GOAL OF THE EXERCISE » Retype the data that follows line by line, exactly, and leave its pictures out.

--- Begin DATASET EXCERPTS ---

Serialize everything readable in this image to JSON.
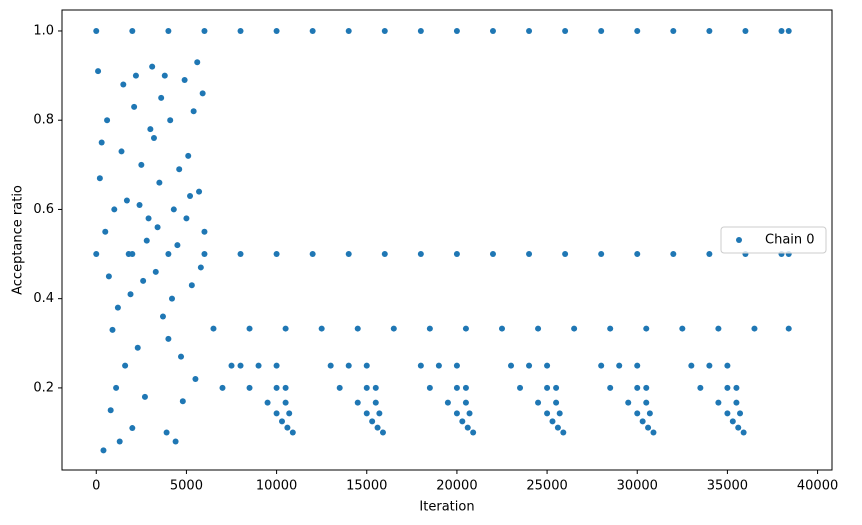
{
  "chart_data": {
    "type": "scatter",
    "xlabel": "Iteration",
    "ylabel": "Acceptance ratio",
    "xlim": [
      -1900,
      40800
    ],
    "ylim": [
      0.016,
      1.047
    ],
    "xticks": [
      0,
      5000,
      10000,
      15000,
      20000,
      25000,
      30000,
      35000,
      40000
    ],
    "yticks": [
      0.2,
      0.4,
      0.6,
      0.8,
      {
        "value": 1,
        "label": "1.0"
      }
    ],
    "grid": false,
    "legend": "center right",
    "series": [
      {
        "name": "Chain 0",
        "color": "#1f77b4",
        "x": [
          0,
          2000,
          4000,
          6000,
          8000,
          10000,
          12000,
          14000,
          16000,
          18000,
          20000,
          22000,
          24000,
          26000,
          28000,
          30000,
          32000,
          34000,
          36000,
          38000,
          38400,
          0,
          2000,
          4000,
          6000,
          8000,
          10000,
          12000,
          14000,
          16000,
          18000,
          20000,
          22000,
          24000,
          26000,
          28000,
          30000,
          32000,
          34000,
          36000,
          38000,
          38400,
          6500,
          8500,
          10500,
          12500,
          14500,
          16500,
          18500,
          20500,
          22500,
          24500,
          26500,
          28500,
          30500,
          32500,
          34500,
          36500,
          38400,
          100,
          300,
          500,
          700,
          900,
          1100,
          1300,
          1500,
          1700,
          1900,
          2100,
          2300,
          2500,
          2700,
          2900,
          3100,
          3300,
          3500,
          3700,
          3900,
          4100,
          4300,
          4500,
          4700,
          4900,
          5100,
          5300,
          5500,
          5700,
          5900,
          200,
          600,
          1000,
          1400,
          1800,
          2200,
          2600,
          3000,
          3400,
          3800,
          4200,
          4600,
          5000,
          5400,
          5800,
          400,
          800,
          1200,
          1600,
          2000,
          2400,
          2800,
          3200,
          3600,
          4000,
          4400,
          4800,
          5200,
          5600,
          6000,
          7000,
          7500,
          8000,
          9000,
          10000,
          8500,
          10000,
          10500,
          9500,
          10500,
          10000,
          10700,
          10300,
          10600,
          10900,
          13000,
          14000,
          15000,
          13500,
          15000,
          15500,
          14500,
          15500,
          15000,
          15700,
          15300,
          15600,
          15900,
          18000,
          19000,
          20000,
          18500,
          20000,
          20500,
          19500,
          20500,
          20000,
          20700,
          20300,
          20600,
          20900,
          23000,
          24000,
          25000,
          23500,
          25000,
          25500,
          24500,
          25500,
          25000,
          25700,
          25300,
          25600,
          25900,
          28000,
          29000,
          30000,
          28500,
          30000,
          30500,
          29500,
          30500,
          30000,
          30700,
          30300,
          30600,
          30900,
          33000,
          34000,
          35000,
          33500,
          35000,
          35500,
          34500,
          35500,
          35000,
          35700,
          35300,
          35600,
          35900
        ],
        "y": [
          1,
          1,
          1,
          1,
          1,
          1,
          1,
          1,
          1,
          1,
          1,
          1,
          1,
          1,
          1,
          1,
          1,
          1,
          1,
          1,
          1,
          0.5,
          0.5,
          0.5,
          0.5,
          0.5,
          0.5,
          0.5,
          0.5,
          0.5,
          0.5,
          0.5,
          0.5,
          0.5,
          0.5,
          0.5,
          0.5,
          0.5,
          0.5,
          0.5,
          0.5,
          0.5,
          0.333,
          0.333,
          0.333,
          0.333,
          0.333,
          0.333,
          0.333,
          0.333,
          0.333,
          0.333,
          0.333,
          0.333,
          0.333,
          0.333,
          0.333,
          0.333,
          0.333,
          0.91,
          0.75,
          0.55,
          0.45,
          0.33,
          0.2,
          0.08,
          0.88,
          0.62,
          0.41,
          0.83,
          0.29,
          0.7,
          0.18,
          0.58,
          0.92,
          0.46,
          0.66,
          0.36,
          0.1,
          0.8,
          0.6,
          0.52,
          0.27,
          0.89,
          0.72,
          0.43,
          0.22,
          0.64,
          0.86,
          0.67,
          0.8,
          0.6,
          0.73,
          0.5,
          0.9,
          0.44,
          0.78,
          0.56,
          0.9,
          0.4,
          0.69,
          0.58,
          0.82,
          0.47,
          0.06,
          0.15,
          0.38,
          0.25,
          0.11,
          0.61,
          0.53,
          0.76,
          0.85,
          0.31,
          0.08,
          0.17,
          0.63,
          0.93,
          0.55,
          0.2,
          0.25,
          0.25,
          0.25,
          0.25,
          0.2,
          0.2,
          0.2,
          0.167,
          0.167,
          0.143,
          0.143,
          0.125,
          0.111,
          0.1,
          0.25,
          0.25,
          0.25,
          0.2,
          0.2,
          0.2,
          0.167,
          0.167,
          0.143,
          0.143,
          0.125,
          0.111,
          0.1,
          0.25,
          0.25,
          0.25,
          0.2,
          0.2,
          0.2,
          0.167,
          0.167,
          0.143,
          0.143,
          0.125,
          0.111,
          0.1,
          0.25,
          0.25,
          0.25,
          0.2,
          0.2,
          0.2,
          0.167,
          0.167,
          0.143,
          0.143,
          0.125,
          0.111,
          0.1,
          0.25,
          0.25,
          0.25,
          0.2,
          0.2,
          0.2,
          0.167,
          0.167,
          0.143,
          0.143,
          0.125,
          0.111,
          0.1,
          0.25,
          0.25,
          0.25,
          0.2,
          0.2,
          0.2,
          0.167,
          0.167,
          0.143,
          0.143,
          0.125,
          0.111,
          0.1
        ]
      }
    ]
  }
}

--- End DATASET EXCERPTS ---

SOLVED PROBLEM »
Serialize everything readable in this image to JSON.
{
  "chart_data": {
    "type": "scatter",
    "xlabel": "Iteration",
    "ylabel": "Acceptance ratio",
    "xlim": [
      -1900,
      40800
    ],
    "ylim": [
      0.016,
      1.047
    ],
    "xticks": [
      0,
      5000,
      10000,
      15000,
      20000,
      25000,
      30000,
      35000,
      40000
    ],
    "yticks": [
      0.2,
      0.4,
      0.6,
      0.8,
      {
        "value": 1,
        "label": "1.0"
      }
    ],
    "grid": false,
    "legend": "center right",
    "series": [
      {
        "name": "Chain 0",
        "color": "#1f77b4",
        "x": [
          0,
          2000,
          4000,
          6000,
          8000,
          10000,
          12000,
          14000,
          16000,
          18000,
          20000,
          22000,
          24000,
          26000,
          28000,
          30000,
          32000,
          34000,
          36000,
          38000,
          38400,
          0,
          2000,
          4000,
          6000,
          8000,
          10000,
          12000,
          14000,
          16000,
          18000,
          20000,
          22000,
          24000,
          26000,
          28000,
          30000,
          32000,
          34000,
          36000,
          38000,
          38400,
          6500,
          8500,
          10500,
          12500,
          14500,
          16500,
          18500,
          20500,
          22500,
          24500,
          26500,
          28500,
          30500,
          32500,
          34500,
          36500,
          38400,
          100,
          300,
          500,
          700,
          900,
          1100,
          1300,
          1500,
          1700,
          1900,
          2100,
          2300,
          2500,
          2700,
          2900,
          3100,
          3300,
          3500,
          3700,
          3900,
          4100,
          4300,
          4500,
          4700,
          4900,
          5100,
          5300,
          5500,
          5700,
          5900,
          200,
          600,
          1000,
          1400,
          1800,
          2200,
          2600,
          3000,
          3400,
          3800,
          4200,
          4600,
          5000,
          5400,
          5800,
          400,
          800,
          1200,
          1600,
          2000,
          2400,
          2800,
          3200,
          3600,
          4000,
          4400,
          4800,
          5200,
          5600,
          6000,
          7000,
          7500,
          8000,
          9000,
          10000,
          8500,
          10000,
          10500,
          9500,
          10500,
          10000,
          10700,
          10300,
          10600,
          10900,
          13000,
          14000,
          15000,
          13500,
          15000,
          15500,
          14500,
          15500,
          15000,
          15700,
          15300,
          15600,
          15900,
          18000,
          19000,
          20000,
          18500,
          20000,
          20500,
          19500,
          20500,
          20000,
          20700,
          20300,
          20600,
          20900,
          23000,
          24000,
          25000,
          23500,
          25000,
          25500,
          24500,
          25500,
          25000,
          25700,
          25300,
          25600,
          25900,
          28000,
          29000,
          30000,
          28500,
          30000,
          30500,
          29500,
          30500,
          30000,
          30700,
          30300,
          30600,
          30900,
          33000,
          34000,
          35000,
          33500,
          35000,
          35500,
          34500,
          35500,
          35000,
          35700,
          35300,
          35600,
          35900
        ],
        "y": [
          1,
          1,
          1,
          1,
          1,
          1,
          1,
          1,
          1,
          1,
          1,
          1,
          1,
          1,
          1,
          1,
          1,
          1,
          1,
          1,
          1,
          0.5,
          0.5,
          0.5,
          0.5,
          0.5,
          0.5,
          0.5,
          0.5,
          0.5,
          0.5,
          0.5,
          0.5,
          0.5,
          0.5,
          0.5,
          0.5,
          0.5,
          0.5,
          0.5,
          0.5,
          0.5,
          0.333,
          0.333,
          0.333,
          0.333,
          0.333,
          0.333,
          0.333,
          0.333,
          0.333,
          0.333,
          0.333,
          0.333,
          0.333,
          0.333,
          0.333,
          0.333,
          0.333,
          0.91,
          0.75,
          0.55,
          0.45,
          0.33,
          0.2,
          0.08,
          0.88,
          0.62,
          0.41,
          0.83,
          0.29,
          0.7,
          0.18,
          0.58,
          0.92,
          0.46,
          0.66,
          0.36,
          0.1,
          0.8,
          0.6,
          0.52,
          0.27,
          0.89,
          0.72,
          0.43,
          0.22,
          0.64,
          0.86,
          0.67,
          0.8,
          0.6,
          0.73,
          0.5,
          0.9,
          0.44,
          0.78,
          0.56,
          0.9,
          0.4,
          0.69,
          0.58,
          0.82,
          0.47,
          0.06,
          0.15,
          0.38,
          0.25,
          0.11,
          0.61,
          0.53,
          0.76,
          0.85,
          0.31,
          0.08,
          0.17,
          0.63,
          0.93,
          0.55,
          0.2,
          0.25,
          0.25,
          0.25,
          0.25,
          0.2,
          0.2,
          0.2,
          0.167,
          0.167,
          0.143,
          0.143,
          0.125,
          0.111,
          0.1,
          0.25,
          0.25,
          0.25,
          0.2,
          0.2,
          0.2,
          0.167,
          0.167,
          0.143,
          0.143,
          0.125,
          0.111,
          0.1,
          0.25,
          0.25,
          0.25,
          0.2,
          0.2,
          0.2,
          0.167,
          0.167,
          0.143,
          0.143,
          0.125,
          0.111,
          0.1,
          0.25,
          0.25,
          0.25,
          0.2,
          0.2,
          0.2,
          0.167,
          0.167,
          0.143,
          0.143,
          0.125,
          0.111,
          0.1,
          0.25,
          0.25,
          0.25,
          0.2,
          0.2,
          0.2,
          0.167,
          0.167,
          0.143,
          0.143,
          0.125,
          0.111,
          0.1,
          0.25,
          0.25,
          0.25,
          0.2,
          0.2,
          0.2,
          0.167,
          0.167,
          0.143,
          0.143,
          0.125,
          0.111,
          0.1
        ]
      }
    ]
  }
}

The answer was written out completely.